• CHALLENGE
Go through the entries below and write each one out exactly.
════════
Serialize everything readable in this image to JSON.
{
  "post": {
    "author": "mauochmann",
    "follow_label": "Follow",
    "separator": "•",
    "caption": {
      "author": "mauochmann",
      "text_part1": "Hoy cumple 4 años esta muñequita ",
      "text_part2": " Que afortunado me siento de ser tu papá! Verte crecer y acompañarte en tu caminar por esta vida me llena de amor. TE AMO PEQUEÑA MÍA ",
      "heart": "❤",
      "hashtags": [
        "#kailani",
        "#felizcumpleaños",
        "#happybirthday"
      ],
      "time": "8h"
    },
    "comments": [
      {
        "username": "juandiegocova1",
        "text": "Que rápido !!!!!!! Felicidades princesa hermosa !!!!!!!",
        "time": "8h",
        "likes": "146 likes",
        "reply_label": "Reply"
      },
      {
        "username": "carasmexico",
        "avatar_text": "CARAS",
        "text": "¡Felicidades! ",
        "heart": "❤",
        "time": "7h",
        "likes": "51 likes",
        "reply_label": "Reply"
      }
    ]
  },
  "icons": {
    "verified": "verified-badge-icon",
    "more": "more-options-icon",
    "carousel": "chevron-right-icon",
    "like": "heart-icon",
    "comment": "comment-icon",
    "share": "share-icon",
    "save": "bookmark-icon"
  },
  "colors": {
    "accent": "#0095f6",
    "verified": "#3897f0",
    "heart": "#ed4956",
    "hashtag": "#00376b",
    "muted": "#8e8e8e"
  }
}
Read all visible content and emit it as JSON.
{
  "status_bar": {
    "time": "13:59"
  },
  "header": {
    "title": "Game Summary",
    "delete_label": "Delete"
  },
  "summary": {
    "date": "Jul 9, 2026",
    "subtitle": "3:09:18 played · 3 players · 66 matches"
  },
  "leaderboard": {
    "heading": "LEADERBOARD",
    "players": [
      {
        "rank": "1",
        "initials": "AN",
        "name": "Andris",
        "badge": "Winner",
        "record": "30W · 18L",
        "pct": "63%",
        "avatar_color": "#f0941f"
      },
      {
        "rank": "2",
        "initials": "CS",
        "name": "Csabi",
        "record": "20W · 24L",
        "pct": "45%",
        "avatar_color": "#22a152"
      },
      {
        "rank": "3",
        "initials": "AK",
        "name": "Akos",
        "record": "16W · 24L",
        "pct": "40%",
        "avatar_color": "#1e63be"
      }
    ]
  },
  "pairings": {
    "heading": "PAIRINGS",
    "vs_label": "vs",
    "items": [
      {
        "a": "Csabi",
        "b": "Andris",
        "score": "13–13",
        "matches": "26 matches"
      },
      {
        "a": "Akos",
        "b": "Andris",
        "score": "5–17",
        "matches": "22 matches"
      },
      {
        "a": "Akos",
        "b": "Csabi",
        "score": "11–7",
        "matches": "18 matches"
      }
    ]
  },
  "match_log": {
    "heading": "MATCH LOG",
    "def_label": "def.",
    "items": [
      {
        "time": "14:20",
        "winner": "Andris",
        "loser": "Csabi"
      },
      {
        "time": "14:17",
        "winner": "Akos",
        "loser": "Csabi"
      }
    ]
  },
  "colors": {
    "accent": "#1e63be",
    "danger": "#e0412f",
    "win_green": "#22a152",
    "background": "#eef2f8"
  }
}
════════
• TASK ANSWER
Serialize everything readable in this image to JSON.
{
  "post": {
    "author": "mauochmann",
    "follow_label": "Follow",
    "separator": "•",
    "caption": {
      "author": "mauochmann",
      "text_part1": "Hoy cumple 4 años esta muñequita ",
      "text_part2": " Que afortunado me siento de ser tu papá! Verte crecer y acompañarte en tu caminar por esta vida me llena de amor. TE AMO PEQUEÑA MÍA ",
      "heart": "❤",
      "hashtags": [
        "#kailani",
        "#felizcumpleaños",
        "#happybirthday"
      ],
      "time": "8h"
    },
    "comments": [
      {
        "username": "juandiegocova1",
        "text": "Que rápido !!!!!!! Felicidades princesa hermosa !!!!!!!",
        "time": "8h",
        "likes": "146 likes",
        "reply_label": "Reply"
      },
      {
        "username": "carasmexico",
        "avatar_text": "CARAS",
        "text": "¡Felicidades! ",
        "heart": "❤",
        "time": "7h",
        "likes": "51 likes",
        "reply_label": "Reply"
      }
    ]
  },
  "icons": {
    "verified": "verified-badge-icon",
    "more": "more-options-icon",
    "carousel": "chevron-right-icon",
    "like": "heart-icon",
    "comment": "comment-icon",
    "share": "share-icon",
    "save": "bookmark-icon"
  },
  "colors": {
    "accent": "#0095f6",
    "verified": "#3897f0",
    "heart": "#ed4956",
    "hashtag": "#00376b",
    "muted": "#8e8e8e"
  }
}
Read all visible content and emit it as JSON.
{
  "status_bar": {
    "time": "13:59"
  },
  "header": {
    "title": "Game Summary",
    "delete_label": "Delete"
  },
  "summary": {
    "date": "Jul 9, 2026",
    "subtitle": "3:09:18 played · 3 players · 66 matches"
  },
  "leaderboard": {
    "heading": "LEADERBOARD",
    "players": [
      {
        "rank": "1",
        "initials": "AN",
        "name": "Andris",
        "badge": "Winner",
        "record": "30W · 18L",
        "pct": "63%",
        "avatar_color": "#f0941f"
      },
      {
        "rank": "2",
        "initials": "CS",
        "name": "Csabi",
        "record": "20W · 24L",
        "pct": "45%",
        "avatar_color": "#22a152"
      },
      {
        "rank": "3",
        "initials": "AK",
        "name": "Akos",
        "record": "16W · 24L",
        "pct": "40%",
        "avatar_color": "#1e63be"
      }
    ]
  },
  "pairings": {
    "heading": "PAIRINGS",
    "vs_label": "vs",
    "items": [
      {
        "a": "Csabi",
        "b": "Andris",
        "score": "13–13",
        "matches": "26 matches"
      },
      {
        "a": "Akos",
        "b": "Andris",
        "score": "5–17",
        "matches": "22 matches"
      },
      {
        "a": "Akos",
        "b": "Csabi",
        "score": "11–7",
        "matches": "18 matches"
      }
    ]
  },
  "match_log": {
    "heading": "MATCH LOG",
    "def_label": "def.",
    "items": [
      {
        "time": "14:20",
        "winner": "Andris",
        "loser": "Csabi"
      },
      {
        "time": "14:17",
        "winner": "Akos",
        "loser": "Csabi"
      }
    ]
  },
  "colors": {
    "accent": "#1e63be",
    "danger": "#e0412f",
    "win_green": "#22a152",
    "background": "#eef2f8"
  }
}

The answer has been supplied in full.